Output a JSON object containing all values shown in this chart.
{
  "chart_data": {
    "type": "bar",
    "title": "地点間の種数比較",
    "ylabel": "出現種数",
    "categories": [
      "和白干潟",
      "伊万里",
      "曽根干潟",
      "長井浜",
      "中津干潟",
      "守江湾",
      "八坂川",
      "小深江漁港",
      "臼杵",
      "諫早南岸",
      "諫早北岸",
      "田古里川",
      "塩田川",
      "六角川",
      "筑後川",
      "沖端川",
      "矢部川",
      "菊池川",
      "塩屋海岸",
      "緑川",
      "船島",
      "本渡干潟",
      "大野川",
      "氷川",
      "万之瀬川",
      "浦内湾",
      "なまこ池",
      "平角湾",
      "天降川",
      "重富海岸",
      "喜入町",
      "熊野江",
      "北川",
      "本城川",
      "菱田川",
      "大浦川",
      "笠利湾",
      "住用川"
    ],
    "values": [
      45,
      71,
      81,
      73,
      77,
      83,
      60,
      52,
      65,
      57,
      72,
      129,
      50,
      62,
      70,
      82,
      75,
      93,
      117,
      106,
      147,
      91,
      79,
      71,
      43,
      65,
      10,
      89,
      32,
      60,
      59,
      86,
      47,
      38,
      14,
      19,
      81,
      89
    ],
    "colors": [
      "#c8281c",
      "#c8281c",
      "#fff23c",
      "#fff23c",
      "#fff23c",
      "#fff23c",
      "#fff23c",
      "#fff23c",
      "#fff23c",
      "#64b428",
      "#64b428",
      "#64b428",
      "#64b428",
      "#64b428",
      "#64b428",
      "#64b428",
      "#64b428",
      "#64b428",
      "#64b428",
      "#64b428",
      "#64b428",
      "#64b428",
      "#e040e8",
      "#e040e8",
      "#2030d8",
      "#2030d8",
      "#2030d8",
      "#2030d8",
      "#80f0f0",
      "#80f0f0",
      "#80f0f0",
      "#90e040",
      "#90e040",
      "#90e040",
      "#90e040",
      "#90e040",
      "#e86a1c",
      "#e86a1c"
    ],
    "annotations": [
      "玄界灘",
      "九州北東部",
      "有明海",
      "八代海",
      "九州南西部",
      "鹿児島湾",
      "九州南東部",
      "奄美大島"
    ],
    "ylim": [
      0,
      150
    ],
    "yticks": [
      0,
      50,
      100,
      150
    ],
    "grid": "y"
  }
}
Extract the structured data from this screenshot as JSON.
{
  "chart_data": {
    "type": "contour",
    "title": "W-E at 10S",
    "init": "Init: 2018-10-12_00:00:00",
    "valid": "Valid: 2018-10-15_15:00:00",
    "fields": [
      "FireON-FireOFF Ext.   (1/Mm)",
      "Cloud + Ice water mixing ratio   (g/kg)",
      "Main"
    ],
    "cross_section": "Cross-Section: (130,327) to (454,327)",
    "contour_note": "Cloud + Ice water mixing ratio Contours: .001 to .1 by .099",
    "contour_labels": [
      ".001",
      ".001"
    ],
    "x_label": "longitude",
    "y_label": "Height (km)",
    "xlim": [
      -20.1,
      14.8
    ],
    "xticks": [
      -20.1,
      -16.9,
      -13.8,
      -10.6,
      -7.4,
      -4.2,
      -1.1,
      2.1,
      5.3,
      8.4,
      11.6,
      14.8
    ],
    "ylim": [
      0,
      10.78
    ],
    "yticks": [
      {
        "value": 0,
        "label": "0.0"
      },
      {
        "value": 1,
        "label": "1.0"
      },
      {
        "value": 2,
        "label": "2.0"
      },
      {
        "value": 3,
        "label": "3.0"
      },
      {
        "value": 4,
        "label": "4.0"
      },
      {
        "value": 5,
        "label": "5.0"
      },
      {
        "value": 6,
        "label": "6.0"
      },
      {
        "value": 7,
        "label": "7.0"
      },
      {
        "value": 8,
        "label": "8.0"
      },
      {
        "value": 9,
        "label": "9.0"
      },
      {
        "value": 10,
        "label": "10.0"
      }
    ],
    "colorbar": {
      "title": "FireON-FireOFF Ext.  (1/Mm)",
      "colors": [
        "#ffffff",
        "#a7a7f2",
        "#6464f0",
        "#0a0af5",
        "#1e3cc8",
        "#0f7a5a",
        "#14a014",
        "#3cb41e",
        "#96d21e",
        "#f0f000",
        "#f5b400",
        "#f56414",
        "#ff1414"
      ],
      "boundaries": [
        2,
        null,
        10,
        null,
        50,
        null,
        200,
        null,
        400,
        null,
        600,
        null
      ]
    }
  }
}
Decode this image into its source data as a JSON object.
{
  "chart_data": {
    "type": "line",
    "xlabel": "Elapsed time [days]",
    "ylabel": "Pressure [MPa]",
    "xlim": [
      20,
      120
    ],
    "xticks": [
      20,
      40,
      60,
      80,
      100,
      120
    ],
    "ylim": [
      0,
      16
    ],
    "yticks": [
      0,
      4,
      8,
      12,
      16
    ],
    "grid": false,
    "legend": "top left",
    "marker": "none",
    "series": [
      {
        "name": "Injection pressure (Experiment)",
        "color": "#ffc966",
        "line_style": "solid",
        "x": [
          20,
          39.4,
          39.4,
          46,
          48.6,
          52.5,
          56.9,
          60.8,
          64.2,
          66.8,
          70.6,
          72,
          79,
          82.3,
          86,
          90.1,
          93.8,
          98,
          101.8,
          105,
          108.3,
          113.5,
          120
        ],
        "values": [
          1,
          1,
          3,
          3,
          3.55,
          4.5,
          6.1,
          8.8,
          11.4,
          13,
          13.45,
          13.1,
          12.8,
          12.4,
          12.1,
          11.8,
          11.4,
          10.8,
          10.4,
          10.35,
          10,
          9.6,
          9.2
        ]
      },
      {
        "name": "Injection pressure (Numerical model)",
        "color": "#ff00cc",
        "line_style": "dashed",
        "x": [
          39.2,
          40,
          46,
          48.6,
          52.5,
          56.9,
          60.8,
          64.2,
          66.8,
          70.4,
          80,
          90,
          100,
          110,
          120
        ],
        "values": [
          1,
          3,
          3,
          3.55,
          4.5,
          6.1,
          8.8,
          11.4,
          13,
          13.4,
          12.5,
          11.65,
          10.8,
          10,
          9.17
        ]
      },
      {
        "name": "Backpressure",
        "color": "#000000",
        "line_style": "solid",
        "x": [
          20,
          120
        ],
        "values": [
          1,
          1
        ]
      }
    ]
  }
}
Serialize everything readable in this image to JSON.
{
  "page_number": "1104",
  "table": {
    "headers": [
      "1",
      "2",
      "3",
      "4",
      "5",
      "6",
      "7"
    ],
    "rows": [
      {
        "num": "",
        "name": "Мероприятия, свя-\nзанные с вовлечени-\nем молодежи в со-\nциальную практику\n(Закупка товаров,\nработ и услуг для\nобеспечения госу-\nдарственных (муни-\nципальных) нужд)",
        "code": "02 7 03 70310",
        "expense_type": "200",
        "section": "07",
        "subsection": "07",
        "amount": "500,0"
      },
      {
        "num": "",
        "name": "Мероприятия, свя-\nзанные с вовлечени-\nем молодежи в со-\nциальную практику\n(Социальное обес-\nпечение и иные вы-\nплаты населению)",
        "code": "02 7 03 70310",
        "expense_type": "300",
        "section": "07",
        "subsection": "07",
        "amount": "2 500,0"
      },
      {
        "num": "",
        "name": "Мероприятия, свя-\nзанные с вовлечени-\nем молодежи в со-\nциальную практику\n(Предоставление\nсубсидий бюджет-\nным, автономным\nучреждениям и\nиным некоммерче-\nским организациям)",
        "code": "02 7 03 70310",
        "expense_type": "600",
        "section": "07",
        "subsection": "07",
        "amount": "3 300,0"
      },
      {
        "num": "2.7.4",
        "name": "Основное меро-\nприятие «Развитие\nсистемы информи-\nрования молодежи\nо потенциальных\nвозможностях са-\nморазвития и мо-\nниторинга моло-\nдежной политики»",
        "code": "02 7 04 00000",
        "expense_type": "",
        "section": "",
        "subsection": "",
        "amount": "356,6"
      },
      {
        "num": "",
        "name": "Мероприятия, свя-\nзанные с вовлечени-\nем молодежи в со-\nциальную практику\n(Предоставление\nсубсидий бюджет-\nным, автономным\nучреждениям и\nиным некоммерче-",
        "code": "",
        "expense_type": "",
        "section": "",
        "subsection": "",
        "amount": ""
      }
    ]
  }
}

[WHAT THE TASK ASKS]:
Copy each line that holds the word "Мероприятия".

[WORKED SOLUTION]:
        "name": "Мероприятия, свя-\nзанные с вовлечени-\nем молодежи в со-\nциальную практику\n(Закупка товаров,\nработ и услуг для\nобеспечения госу-\nдарственных (муни-\nципальных) нужд)",
        "name": "Мероприятия, свя-\nзанные с вовлечени-\nем молодежи в со-\nциальную практику\n(Социальное обес-\nпечение и иные вы-\nплаты населению)",
        "name": "Мероприятия, свя-\nзанные с вовлечени-\nем молодежи в со-\nциальную практику\n(Предоставление\nсубсидий бюджет-\nным, автономным\nучреждениям и\nиным некоммерче-\nским организациям)",
        "name": "Мероприятия, свя-\nзанные с вовлечени-\nем молодежи в со-\nциальную практику\n(Предоставление\nсубсидий бюджет-\nным, автономным\nучреждениям и\nиным некоммерче-",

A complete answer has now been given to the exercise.